**Problem to solve**
Check each line of the records below for the word "icon" and copy those where it appears.

## start Records shown

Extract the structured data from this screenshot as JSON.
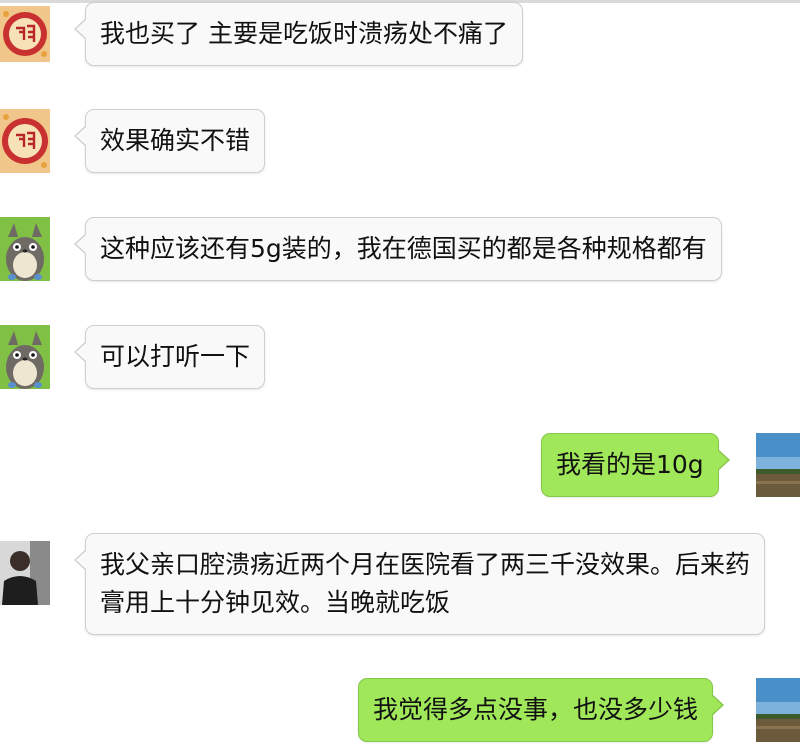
{
  "chat": {
    "messages": [
      {
        "sender": "fu-avatar",
        "side": "left",
        "text": "我也买了 主要是吃饭时溃疡处不痛了"
      },
      {
        "sender": "fu-avatar",
        "side": "left",
        "text": "效果确实不错"
      },
      {
        "sender": "totoro-avatar",
        "side": "left",
        "text": "这种应该还有5g装的，我在德国买的都是各种规格都有"
      },
      {
        "sender": "totoro-avatar",
        "side": "left",
        "text": "可以打听一下"
      },
      {
        "sender": "landscape-avatar",
        "side": "right",
        "text": "我看的是10g"
      },
      {
        "sender": "person-avatar",
        "side": "left",
        "lines": [
          "我父亲口腔溃疡近两个月在医院看了两三千没效果。后来药",
          "膏用上十分钟见效。当晚就吃饭"
        ]
      },
      {
        "sender": "landscape-avatar",
        "side": "right",
        "text": "我觉得多点没事，也没多少钱"
      }
    ]
  },
  "avatars": {
    "fu": {
      "icon": "fu-new-year-avatar",
      "color": "#b8262a"
    },
    "totoro": {
      "icon": "totoro-avatar",
      "color": "#7fc045"
    },
    "person": {
      "icon": "person-photo-avatar",
      "color": "#2a2a2a"
    },
    "landscape": {
      "icon": "landscape-photo-avatar",
      "color": "#4a90c8"
    }
  },
  "colors": {
    "incoming_bubble": "#f9f9f9",
    "outgoing_bubble": "#a0e75a"
  }
}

## end Records shown

**Written reply**
      "icon": "fu-new-year-avatar",
      "icon": "totoro-avatar",
      "icon": "person-photo-avatar",
      "icon": "landscape-photo-avatar",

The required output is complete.